— start of Dataset records —

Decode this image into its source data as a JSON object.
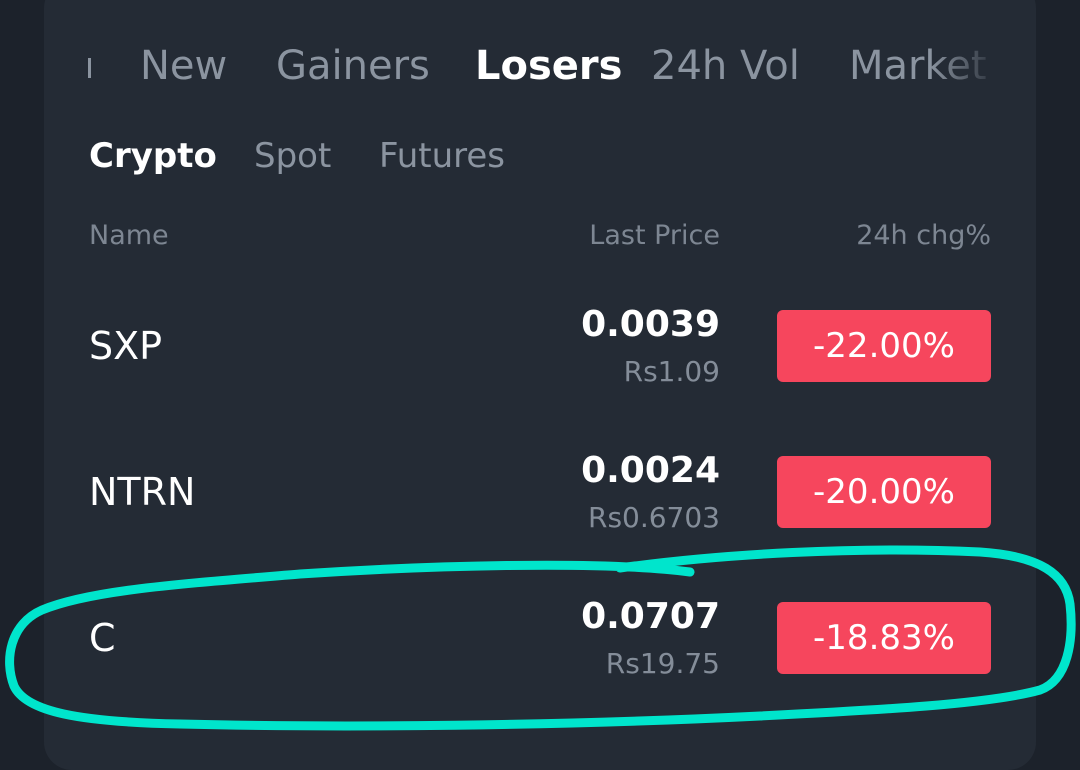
{
  "tabs": [
    {
      "label": "New"
    },
    {
      "label": "Gainers"
    },
    {
      "label": "Losers",
      "active": true
    },
    {
      "label": "24h Vol"
    },
    {
      "label": "Market"
    }
  ],
  "subtabs": [
    {
      "label": "Crypto",
      "active": true
    },
    {
      "label": "Spot"
    },
    {
      "label": "Futures"
    }
  ],
  "columns": {
    "name": "Name",
    "last_price": "Last Price",
    "change": "24h chg%"
  },
  "rows": [
    {
      "symbol": "SXP",
      "price": "0.0039",
      "fiat": "Rs1.09",
      "change": "-22.00%"
    },
    {
      "symbol": "NTRN",
      "price": "0.0024",
      "fiat": "Rs0.6703",
      "change": "-20.00%"
    },
    {
      "symbol": "C",
      "price": "0.0707",
      "fiat": "Rs19.75",
      "change": "-18.83%"
    }
  ],
  "colors": {
    "background": "#1c222b",
    "panel": "#242b35",
    "loss_red": "#f6465d",
    "annotation_cyan": "#00e5cc"
  }
}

— end of Dataset records —

• Brief:
Go through the material and copy out every line with "fiat" in it.

• Reply:
      "fiat": "Rs1.09",
      "fiat": "Rs0.6703",
      "fiat": "Rs19.75",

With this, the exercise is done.